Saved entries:
......

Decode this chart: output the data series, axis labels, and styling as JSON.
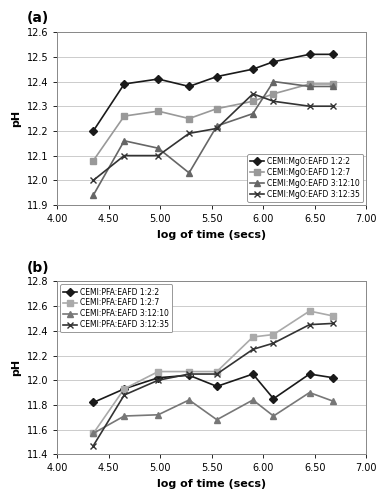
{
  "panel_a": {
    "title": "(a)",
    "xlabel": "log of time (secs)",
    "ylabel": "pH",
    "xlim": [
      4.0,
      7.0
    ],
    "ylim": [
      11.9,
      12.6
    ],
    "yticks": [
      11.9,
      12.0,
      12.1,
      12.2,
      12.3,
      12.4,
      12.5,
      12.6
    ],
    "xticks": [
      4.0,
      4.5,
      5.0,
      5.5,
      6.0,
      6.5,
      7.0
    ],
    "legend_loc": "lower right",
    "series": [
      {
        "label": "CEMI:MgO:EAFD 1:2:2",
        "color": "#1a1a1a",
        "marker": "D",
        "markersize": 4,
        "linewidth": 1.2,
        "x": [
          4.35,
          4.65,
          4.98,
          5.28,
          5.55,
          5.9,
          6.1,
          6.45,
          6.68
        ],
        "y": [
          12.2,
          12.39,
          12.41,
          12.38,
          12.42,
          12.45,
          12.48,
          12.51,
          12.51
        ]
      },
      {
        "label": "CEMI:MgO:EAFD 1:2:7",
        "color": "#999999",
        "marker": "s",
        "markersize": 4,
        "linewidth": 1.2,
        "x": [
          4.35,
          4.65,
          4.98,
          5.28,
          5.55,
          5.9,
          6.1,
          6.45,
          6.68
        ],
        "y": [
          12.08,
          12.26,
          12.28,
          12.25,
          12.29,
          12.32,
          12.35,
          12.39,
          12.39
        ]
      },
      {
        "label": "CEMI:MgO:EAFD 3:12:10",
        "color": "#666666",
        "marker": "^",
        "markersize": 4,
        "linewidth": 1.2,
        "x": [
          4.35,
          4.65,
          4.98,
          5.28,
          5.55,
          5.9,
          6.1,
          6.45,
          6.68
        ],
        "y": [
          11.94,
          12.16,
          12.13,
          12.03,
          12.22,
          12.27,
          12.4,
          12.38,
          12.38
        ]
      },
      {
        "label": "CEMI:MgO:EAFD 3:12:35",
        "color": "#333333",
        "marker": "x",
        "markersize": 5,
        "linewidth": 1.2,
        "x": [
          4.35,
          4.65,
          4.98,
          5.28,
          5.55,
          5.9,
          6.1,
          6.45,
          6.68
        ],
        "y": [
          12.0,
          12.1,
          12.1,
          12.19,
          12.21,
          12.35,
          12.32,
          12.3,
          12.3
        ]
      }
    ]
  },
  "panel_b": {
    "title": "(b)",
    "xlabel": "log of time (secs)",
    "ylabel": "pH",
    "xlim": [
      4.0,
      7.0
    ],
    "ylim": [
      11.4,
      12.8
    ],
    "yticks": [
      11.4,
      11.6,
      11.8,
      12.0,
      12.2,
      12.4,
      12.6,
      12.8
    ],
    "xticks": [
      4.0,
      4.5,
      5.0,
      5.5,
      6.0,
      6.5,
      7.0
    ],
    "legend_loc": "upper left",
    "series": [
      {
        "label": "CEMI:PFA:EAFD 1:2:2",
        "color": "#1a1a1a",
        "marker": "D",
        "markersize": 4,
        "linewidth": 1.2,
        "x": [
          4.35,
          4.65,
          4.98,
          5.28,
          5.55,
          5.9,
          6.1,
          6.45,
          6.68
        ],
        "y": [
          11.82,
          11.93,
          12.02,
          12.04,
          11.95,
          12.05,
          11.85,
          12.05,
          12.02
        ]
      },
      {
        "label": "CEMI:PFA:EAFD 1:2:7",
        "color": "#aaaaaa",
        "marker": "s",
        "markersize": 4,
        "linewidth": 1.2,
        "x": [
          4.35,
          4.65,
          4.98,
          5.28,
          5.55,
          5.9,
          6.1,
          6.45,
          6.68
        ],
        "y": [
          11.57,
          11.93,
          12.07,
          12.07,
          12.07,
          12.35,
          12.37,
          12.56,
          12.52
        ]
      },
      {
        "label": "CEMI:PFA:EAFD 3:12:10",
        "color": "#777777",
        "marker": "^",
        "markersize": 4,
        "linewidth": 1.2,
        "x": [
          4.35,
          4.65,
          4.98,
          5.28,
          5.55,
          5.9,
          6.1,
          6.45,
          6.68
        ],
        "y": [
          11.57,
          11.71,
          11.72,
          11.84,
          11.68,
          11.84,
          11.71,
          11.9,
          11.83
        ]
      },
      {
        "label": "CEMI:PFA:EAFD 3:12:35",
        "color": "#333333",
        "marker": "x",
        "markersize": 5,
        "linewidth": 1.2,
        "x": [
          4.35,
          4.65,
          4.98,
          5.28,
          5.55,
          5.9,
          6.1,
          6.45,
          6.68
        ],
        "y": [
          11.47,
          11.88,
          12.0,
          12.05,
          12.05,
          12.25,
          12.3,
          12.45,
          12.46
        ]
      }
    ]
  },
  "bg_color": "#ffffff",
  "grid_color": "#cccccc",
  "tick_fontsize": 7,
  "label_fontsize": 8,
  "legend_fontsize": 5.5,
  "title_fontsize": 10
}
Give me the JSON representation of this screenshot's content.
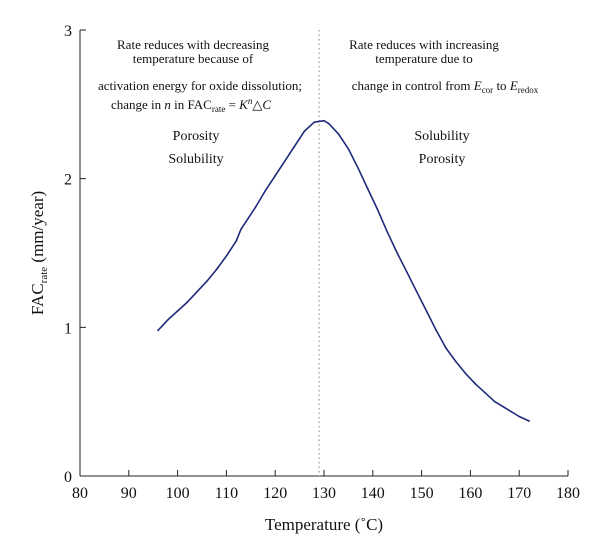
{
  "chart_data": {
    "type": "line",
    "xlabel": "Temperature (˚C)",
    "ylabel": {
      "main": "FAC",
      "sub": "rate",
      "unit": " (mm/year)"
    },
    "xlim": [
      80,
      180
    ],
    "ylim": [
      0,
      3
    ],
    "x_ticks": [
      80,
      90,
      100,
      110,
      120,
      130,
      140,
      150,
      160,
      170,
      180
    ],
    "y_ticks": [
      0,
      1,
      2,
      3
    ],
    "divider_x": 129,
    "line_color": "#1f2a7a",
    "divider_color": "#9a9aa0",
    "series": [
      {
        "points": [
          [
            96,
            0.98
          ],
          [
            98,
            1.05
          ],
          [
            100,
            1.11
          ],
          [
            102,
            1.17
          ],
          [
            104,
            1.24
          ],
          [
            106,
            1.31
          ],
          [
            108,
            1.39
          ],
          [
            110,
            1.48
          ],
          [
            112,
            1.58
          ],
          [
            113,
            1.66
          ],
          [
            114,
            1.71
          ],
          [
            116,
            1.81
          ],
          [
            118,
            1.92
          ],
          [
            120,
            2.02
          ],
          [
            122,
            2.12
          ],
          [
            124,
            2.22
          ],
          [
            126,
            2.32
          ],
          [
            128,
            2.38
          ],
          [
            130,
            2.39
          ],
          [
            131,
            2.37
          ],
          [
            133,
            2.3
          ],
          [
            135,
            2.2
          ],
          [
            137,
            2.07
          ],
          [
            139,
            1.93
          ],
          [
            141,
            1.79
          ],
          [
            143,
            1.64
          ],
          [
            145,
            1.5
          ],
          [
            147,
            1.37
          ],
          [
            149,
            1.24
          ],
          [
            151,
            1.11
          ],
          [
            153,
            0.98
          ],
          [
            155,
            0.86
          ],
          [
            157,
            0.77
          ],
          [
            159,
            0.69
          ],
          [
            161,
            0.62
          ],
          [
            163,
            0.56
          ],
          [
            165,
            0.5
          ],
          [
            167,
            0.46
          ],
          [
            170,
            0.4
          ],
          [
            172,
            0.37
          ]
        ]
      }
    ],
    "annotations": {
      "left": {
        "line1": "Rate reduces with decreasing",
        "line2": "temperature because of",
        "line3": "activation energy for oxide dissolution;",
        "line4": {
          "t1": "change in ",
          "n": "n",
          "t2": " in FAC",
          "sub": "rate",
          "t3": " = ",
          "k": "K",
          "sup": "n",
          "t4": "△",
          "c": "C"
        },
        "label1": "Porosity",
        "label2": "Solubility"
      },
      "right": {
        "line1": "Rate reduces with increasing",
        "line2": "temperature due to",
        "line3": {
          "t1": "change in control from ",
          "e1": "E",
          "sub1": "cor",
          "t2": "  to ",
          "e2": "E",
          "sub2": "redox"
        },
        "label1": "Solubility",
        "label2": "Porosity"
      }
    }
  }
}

......

• Exercise prompt
Identify which lines contain the word "reduces" and copy each one.

• Task result
        "line1": "Rate reduces with decreasing",
        "line1": "Rate reduces with increasing",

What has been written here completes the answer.